Your goal
Every line of the records must be repeated exactly; pictures stay out.

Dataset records
========================================

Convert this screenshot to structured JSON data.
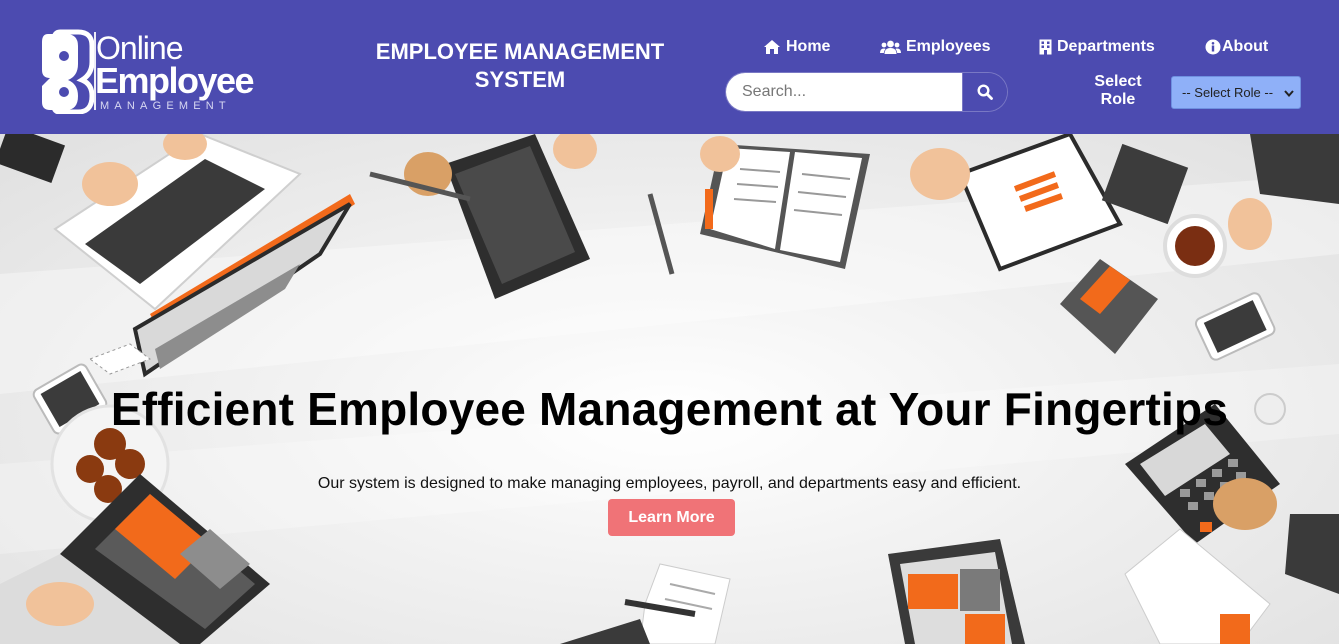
{
  "logo": {
    "line1": "Online",
    "line2": "Employee",
    "line3": "MANAGEMENT"
  },
  "header": {
    "title": "EMPLOYEE MANAGEMENT SYSTEM"
  },
  "nav": [
    {
      "label": "Home",
      "icon": "home-icon"
    },
    {
      "label": "Employees",
      "icon": "users-icon"
    },
    {
      "label": "Departments",
      "icon": "building-icon"
    },
    {
      "label": "About",
      "icon": "info-icon"
    }
  ],
  "search": {
    "placeholder": "Search...",
    "value": "",
    "button_icon": "search-icon"
  },
  "role": {
    "label": "Select Role",
    "selected": "-- Select Role --"
  },
  "hero": {
    "title": "Efficient Employee Management at Your Fingertips",
    "subtitle": "Our system is designed to make managing employees, payroll, and departments easy and efficient.",
    "cta_label": "Learn More"
  },
  "colors": {
    "header_bg": "#4c4bb0",
    "cta_bg": "#f07377",
    "select_bg": "#8fb0f8",
    "illustration_accent": "#f26a1b"
  }
}
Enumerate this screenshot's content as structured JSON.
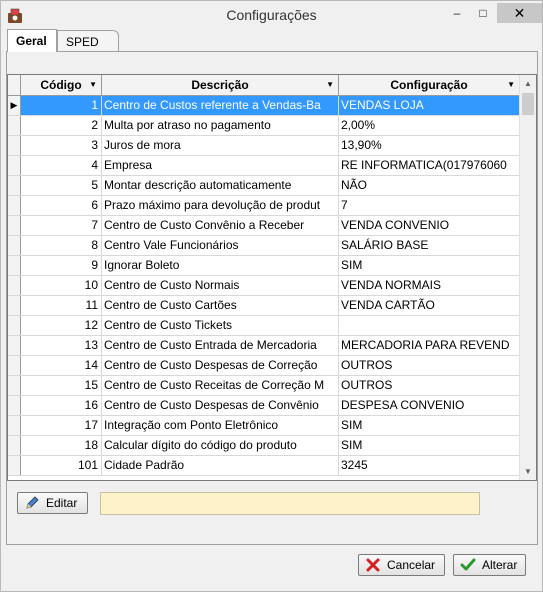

========================================

Task result
Convert this screenshot to structured JSON data.
{
  "logo": {
    "line1": "Online",
    "line2": "Employee",
    "line3": "MANAGEMENT"
  },
  "header": {
    "title": "EMPLOYEE MANAGEMENT SYSTEM"
  },
  "nav": [
    {
      "label": "Home",
      "icon": "home-icon"
    },
    {
      "label": "Employees",
      "icon": "users-icon"
    },
    {
      "label": "Departments",
      "icon": "building-icon"
    },
    {
      "label": "About",
      "icon": "info-icon"
    }
  ],
  "search": {
    "placeholder": "Search...",
    "value": "",
    "button_icon": "search-icon"
  },
  "role": {
    "label": "Select Role",
    "selected": "-- Select Role --"
  },
  "hero": {
    "title": "Efficient Employee Management at Your Fingertips",
    "subtitle": "Our system is designed to make managing employees, payroll, and departments easy and efficient.",
    "cta_label": "Learn More"
  },
  "colors": {
    "header_bg": "#4c4bb0",
    "cta_bg": "#f07377",
    "select_bg": "#8fb0f8",
    "illustration_accent": "#f26a1b"
  }
}
Enumerate this screenshot's content as structured JSON.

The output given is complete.